Aim of the task> Your task is to filter the data below down to the lines holding "true".

Extracted information>
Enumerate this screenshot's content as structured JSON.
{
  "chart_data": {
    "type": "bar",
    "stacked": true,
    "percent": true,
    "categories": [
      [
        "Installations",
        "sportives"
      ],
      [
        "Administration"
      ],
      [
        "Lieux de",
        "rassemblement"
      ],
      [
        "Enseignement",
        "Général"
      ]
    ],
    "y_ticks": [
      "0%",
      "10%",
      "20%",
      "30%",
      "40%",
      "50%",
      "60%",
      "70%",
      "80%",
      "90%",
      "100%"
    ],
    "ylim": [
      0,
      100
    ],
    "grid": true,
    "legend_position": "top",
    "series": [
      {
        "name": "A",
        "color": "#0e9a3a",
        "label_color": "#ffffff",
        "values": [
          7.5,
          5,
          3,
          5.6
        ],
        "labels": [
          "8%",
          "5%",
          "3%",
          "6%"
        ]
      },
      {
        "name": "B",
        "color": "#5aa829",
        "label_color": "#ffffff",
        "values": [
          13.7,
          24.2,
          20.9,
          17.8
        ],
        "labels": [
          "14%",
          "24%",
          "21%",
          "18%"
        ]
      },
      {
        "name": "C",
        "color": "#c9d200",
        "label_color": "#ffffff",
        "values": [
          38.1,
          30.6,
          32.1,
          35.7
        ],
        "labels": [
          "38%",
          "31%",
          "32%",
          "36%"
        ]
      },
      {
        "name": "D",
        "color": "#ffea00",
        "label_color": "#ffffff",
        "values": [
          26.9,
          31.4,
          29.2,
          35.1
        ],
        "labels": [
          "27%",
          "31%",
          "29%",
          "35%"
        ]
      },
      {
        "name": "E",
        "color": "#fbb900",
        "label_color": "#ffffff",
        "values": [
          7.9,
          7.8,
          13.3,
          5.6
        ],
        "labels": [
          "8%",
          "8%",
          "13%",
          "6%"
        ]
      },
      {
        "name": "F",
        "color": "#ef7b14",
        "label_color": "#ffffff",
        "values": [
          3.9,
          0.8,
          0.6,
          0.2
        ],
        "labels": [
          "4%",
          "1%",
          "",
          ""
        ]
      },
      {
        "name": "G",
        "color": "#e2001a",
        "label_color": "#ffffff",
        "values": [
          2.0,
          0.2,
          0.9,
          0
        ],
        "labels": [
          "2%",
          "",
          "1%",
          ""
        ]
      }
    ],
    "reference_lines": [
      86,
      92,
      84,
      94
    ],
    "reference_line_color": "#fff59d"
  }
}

Result>
    "stacked": true,
    "percent": true,
    "grid": true,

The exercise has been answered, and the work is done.